>> Start

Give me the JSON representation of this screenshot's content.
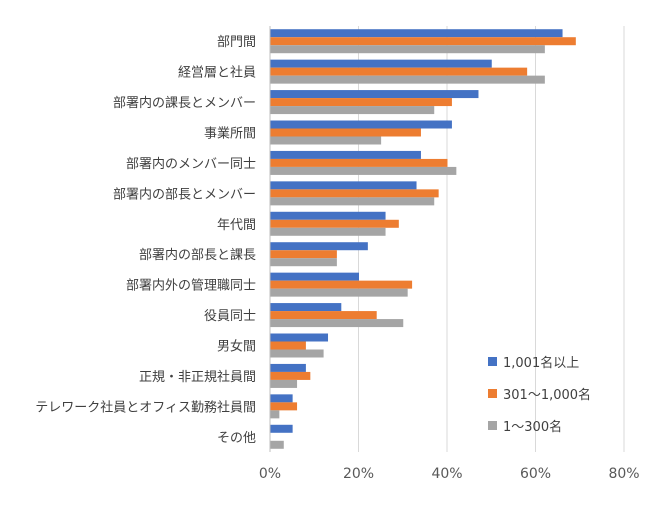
{
  "chart_data": {
    "type": "bar",
    "orientation": "horizontal",
    "categories": [
      "部門間",
      "経営層と社員",
      "部署内の課長とメンバー",
      "事業所間",
      "部署内のメンバー同士",
      "部署内の部長とメンバー",
      "年代間",
      "部署内の部長と課長",
      "部署内外の管理職同士",
      "役員同士",
      "男女間",
      "正規・非正規社員間",
      "テレワーク社員とオフィス勤務社員間",
      "その他"
    ],
    "series": [
      {
        "name": "1,001名以上",
        "color": "#4472c4",
        "values": [
          66,
          50,
          47,
          41,
          34,
          33,
          26,
          22,
          20,
          16,
          13,
          8,
          5,
          5
        ]
      },
      {
        "name": "301～1,000名",
        "color": "#ed7d31",
        "values": [
          69,
          58,
          41,
          34,
          40,
          38,
          29,
          15,
          32,
          24,
          8,
          9,
          6,
          0
        ]
      },
      {
        "name": "1～300名",
        "color": "#a5a5a5",
        "values": [
          62,
          62,
          37,
          25,
          42,
          37,
          26,
          15,
          31,
          30,
          12,
          6,
          2,
          3
        ]
      }
    ],
    "xlim": [
      0,
      80
    ],
    "xticks": [
      "0%",
      "20%",
      "40%",
      "60%",
      "80%"
    ],
    "gridlines": true,
    "legend_position": "bottom-right"
  }
}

>> End

Copy each line of the records precisely and drop any images they hold.

◆ Exercise response
Give me the JSON representation of this screenshot's content.
{
  "chart_data": {
    "type": "bar",
    "orientation": "horizontal",
    "categories": [
      "部門間",
      "経営層と社員",
      "部署内の課長とメンバー",
      "事業所間",
      "部署内のメンバー同士",
      "部署内の部長とメンバー",
      "年代間",
      "部署内の部長と課長",
      "部署内外の管理職同士",
      "役員同士",
      "男女間",
      "正規・非正規社員間",
      "テレワーク社員とオフィス勤務社員間",
      "その他"
    ],
    "series": [
      {
        "name": "1,001名以上",
        "color": "#4472c4",
        "values": [
          66,
          50,
          47,
          41,
          34,
          33,
          26,
          22,
          20,
          16,
          13,
          8,
          5,
          5
        ]
      },
      {
        "name": "301～1,000名",
        "color": "#ed7d31",
        "values": [
          69,
          58,
          41,
          34,
          40,
          38,
          29,
          15,
          32,
          24,
          8,
          9,
          6,
          0
        ]
      },
      {
        "name": "1～300名",
        "color": "#a5a5a5",
        "values": [
          62,
          62,
          37,
          25,
          42,
          37,
          26,
          15,
          31,
          30,
          12,
          6,
          2,
          3
        ]
      }
    ],
    "xlim": [
      0,
      80
    ],
    "xticks": [
      "0%",
      "20%",
      "40%",
      "60%",
      "80%"
    ],
    "gridlines": true,
    "legend_position": "bottom-right"
  }
}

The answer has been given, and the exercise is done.